Data items

-----

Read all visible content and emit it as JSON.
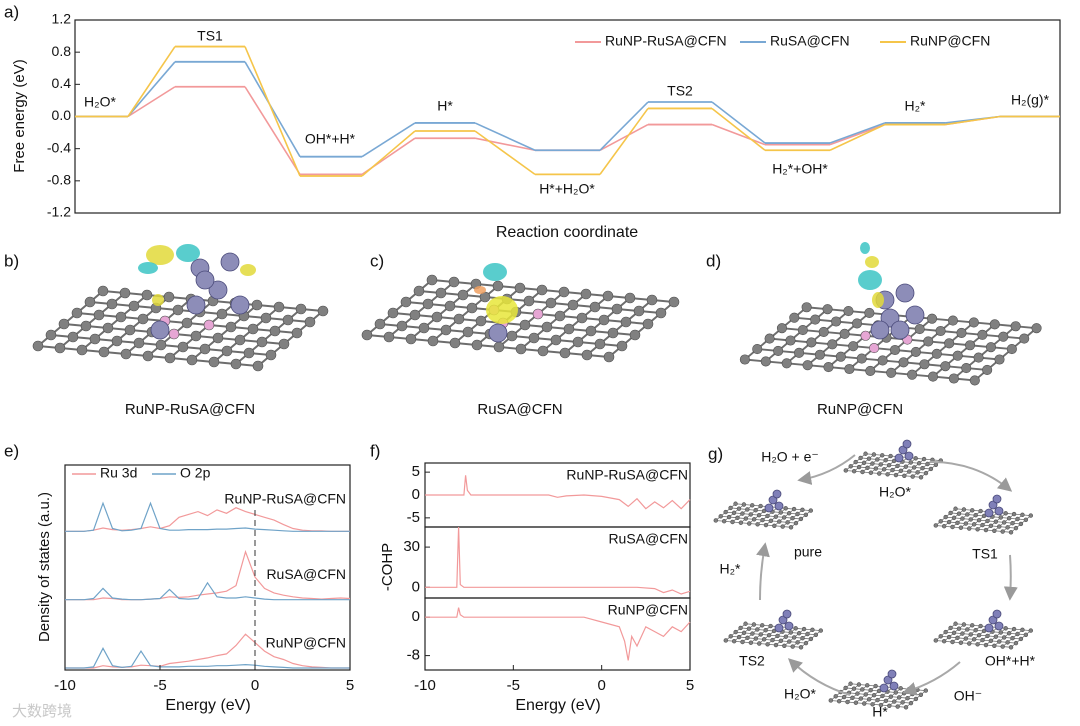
{
  "chart_data": [
    {
      "type": "line",
      "panel_label": "a)",
      "ylabel": "Free energy (eV)",
      "xlabel": "Reaction coordinate",
      "categories": [
        "H₂O*",
        "TS1",
        "OH*+H*",
        "H*",
        "H*+H₂O*",
        "TS2",
        "H₂*+OH*",
        "H₂*",
        "H₂(g)*"
      ],
      "ylim": [
        -1.2,
        1.2
      ],
      "yticks": [
        1.2,
        0.8,
        0.4,
        {
          "value": 0,
          "label": "0.0"
        },
        -0.4,
        -0.8,
        -1.2
      ],
      "series": [
        {
          "name": "RuNP-RuSA@CFN",
          "color": "#f2999a",
          "values": [
            0,
            0.37,
            -0.72,
            -0.27,
            -0.42,
            -0.1,
            -0.35,
            -0.1,
            0
          ]
        },
        {
          "name": "RuSA@CFN",
          "color": "#79a8d4",
          "values": [
            0,
            0.68,
            -0.5,
            -0.08,
            -0.42,
            0.18,
            -0.33,
            -0.08,
            0
          ]
        },
        {
          "name": "RuNP@CFN",
          "color": "#f5c54a",
          "values": [
            0,
            0.87,
            -0.74,
            -0.18,
            -0.72,
            0.1,
            -0.42,
            -0.1,
            0
          ]
        }
      ]
    },
    {
      "type": "stacked-line",
      "panel_label": "e)",
      "ylabel": "Density of states (a.u.)",
      "xlabel": "Energy (eV)",
      "xlim": [
        -10,
        5
      ],
      "xticks": [
        -10,
        -5,
        0,
        5
      ],
      "fermi_level": 0,
      "x": [
        -10,
        -9.5,
        -9,
        -8.5,
        -8,
        -7.5,
        -7,
        -6.5,
        -6,
        -5.5,
        -5,
        -4.5,
        -4,
        -3.5,
        -3,
        -2.5,
        -2,
        -1.5,
        -1,
        -0.5,
        0,
        0.5,
        1,
        1.5,
        2,
        2.5,
        3,
        3.5,
        4,
        4.5,
        5
      ],
      "panels": [
        {
          "label": "RuNP-RuSA@CFN",
          "ylim": [
            0,
            1
          ],
          "series": [
            {
              "name": "Ru 3d",
              "color": "#f2999a",
              "values": [
                0,
                0,
                0,
                0.02,
                0.06,
                0.03,
                0.02,
                0.03,
                0.05,
                0.08,
                0.05,
                0.1,
                0.25,
                0.3,
                0.35,
                0.28,
                0.38,
                0.32,
                0.42,
                0.35,
                0.3,
                0.25,
                0.2,
                0.12,
                0.05,
                0.02,
                0.01,
                0.01,
                0,
                0,
                0
              ]
            },
            {
              "name": "O 2p",
              "color": "#6fa3c8",
              "values": [
                0,
                0,
                0,
                0.02,
                0.5,
                0.05,
                0.01,
                0.02,
                0.05,
                0.5,
                0.05,
                0.02,
                0.02,
                0.03,
                0.03,
                0.03,
                0.04,
                0.04,
                0.05,
                0.06,
                0.04,
                0.03,
                0.02,
                0.01,
                0,
                0,
                0,
                0,
                0,
                0,
                0
              ]
            }
          ]
        },
        {
          "label": "RuSA@CFN",
          "ylim": [
            0,
            1
          ],
          "series": [
            {
              "name": "Ru 3d",
              "color": "#f2999a",
              "values": [
                0,
                0,
                0,
                0,
                0.03,
                0.02,
                0,
                0,
                0,
                0.01,
                0.02,
                0.05,
                0.04,
                0.05,
                0.08,
                0.1,
                0.12,
                0.15,
                0.25,
                0.85,
                0.4,
                0.2,
                0.12,
                0.08,
                0.05,
                0.03,
                0.02,
                0.01,
                0.02,
                0.03,
                0.02
              ]
            },
            {
              "name": "O 2p",
              "color": "#6fa3c8",
              "values": [
                0,
                0,
                0,
                0.02,
                0.2,
                0.03,
                0.01,
                0,
                0,
                0.01,
                0.02,
                0.18,
                0.02,
                0.01,
                0.02,
                0.3,
                0.05,
                0.03,
                0.03,
                0.05,
                0.03,
                0.01,
                0,
                0,
                0,
                0,
                0,
                0,
                0,
                0,
                0
              ]
            }
          ]
        },
        {
          "label": "RuNP@CFN",
          "ylim": [
            0,
            1
          ],
          "series": [
            {
              "name": "Ru 3d",
              "color": "#f2999a",
              "values": [
                0,
                0,
                0,
                0,
                0.04,
                0.02,
                0.01,
                0.02,
                0.05,
                0.04,
                0.03,
                0.08,
                0.1,
                0.12,
                0.15,
                0.18,
                0.22,
                0.25,
                0.4,
                0.6,
                0.45,
                0.3,
                0.2,
                0.15,
                0.08,
                0.04,
                0.02,
                0.01,
                0,
                0,
                0
              ]
            },
            {
              "name": "O 2p",
              "color": "#6fa3c8",
              "values": [
                0,
                0,
                0,
                0.02,
                0.35,
                0.04,
                0.01,
                0.03,
                0.3,
                0.04,
                0.02,
                0.02,
                0.02,
                0.03,
                0.03,
                0.03,
                0.04,
                0.04,
                0.05,
                0.06,
                0.05,
                0.03,
                0.02,
                0.01,
                0,
                0,
                0,
                0,
                0,
                0,
                0
              ]
            }
          ]
        }
      ]
    },
    {
      "type": "panel-line",
      "panel_label": "f)",
      "ylabel": "-COHP",
      "xlabel": "Energy (eV)",
      "xlim": [
        -10,
        5
      ],
      "xticks": [
        -10,
        -5,
        0,
        5
      ],
      "color": "#f2999a",
      "panels": [
        {
          "label": "RuNP-RuSA@CFN",
          "ylim": [
            -7,
            7
          ],
          "yticks": [
            -5,
            0,
            5
          ],
          "x": [
            -10,
            -7.8,
            -7.7,
            -7.6,
            -7.4,
            -3,
            -2.5,
            -2,
            -1,
            0,
            1,
            1.5,
            2,
            2.5,
            3,
            3.5,
            4,
            4.5,
            5
          ],
          "values": [
            0,
            0,
            4.3,
            1,
            0,
            0,
            -0.5,
            -0.2,
            0,
            -0.3,
            -1,
            -2.5,
            -0.8,
            -3,
            -1.5,
            -2.8,
            -1.2,
            -3,
            -1
          ]
        },
        {
          "label": "RuSA@CFN",
          "ylim": [
            -8,
            45
          ],
          "yticks": [
            0,
            30
          ],
          "x": [
            -10,
            -8.2,
            -8.1,
            -8,
            -7.8,
            2,
            3,
            3.5,
            4,
            4.5,
            5
          ],
          "values": [
            0,
            0,
            45,
            2,
            0,
            0,
            -1,
            -4,
            -2,
            -5,
            -3
          ]
        },
        {
          "label": "RuNP@CFN",
          "ylim": [
            -11,
            4
          ],
          "yticks": [
            0,
            -8
          ],
          "x": [
            -10,
            -8.2,
            -8.1,
            -8,
            -7.8,
            -1,
            0,
            1,
            1.3,
            1.5,
            1.7,
            2,
            2.5,
            3,
            3.5,
            4,
            4.5,
            5
          ],
          "values": [
            0,
            0,
            2,
            0.5,
            0,
            0,
            -1,
            -2,
            -5,
            -9,
            -4,
            -6,
            -2,
            -3,
            -4,
            -2,
            -3,
            -1
          ]
        }
      ]
    }
  ],
  "structures": [
    {
      "panel_label": "b)",
      "label": "RuNP-RuSA@CFN"
    },
    {
      "panel_label": "c)",
      "label": "RuSA@CFN"
    },
    {
      "panel_label": "d)",
      "label": "RuNP@CFN"
    }
  ],
  "cycle": {
    "panel_label": "g)",
    "labels": [
      "H₂O + e⁻",
      "H₂O*",
      "TS1",
      "OH*+H*",
      "OH⁻",
      "H*",
      "H₂O*",
      "TS2",
      "H₂*",
      "pure"
    ]
  },
  "watermark": "大数跨境"
}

-----

## Problem description
List all lines from the entries that include the word "ylabel".

## Result of the task
      "ylabel": "Free energy (eV)",
      "ylabel": "Density of states (a.u.)",
      "ylabel": "-COHP",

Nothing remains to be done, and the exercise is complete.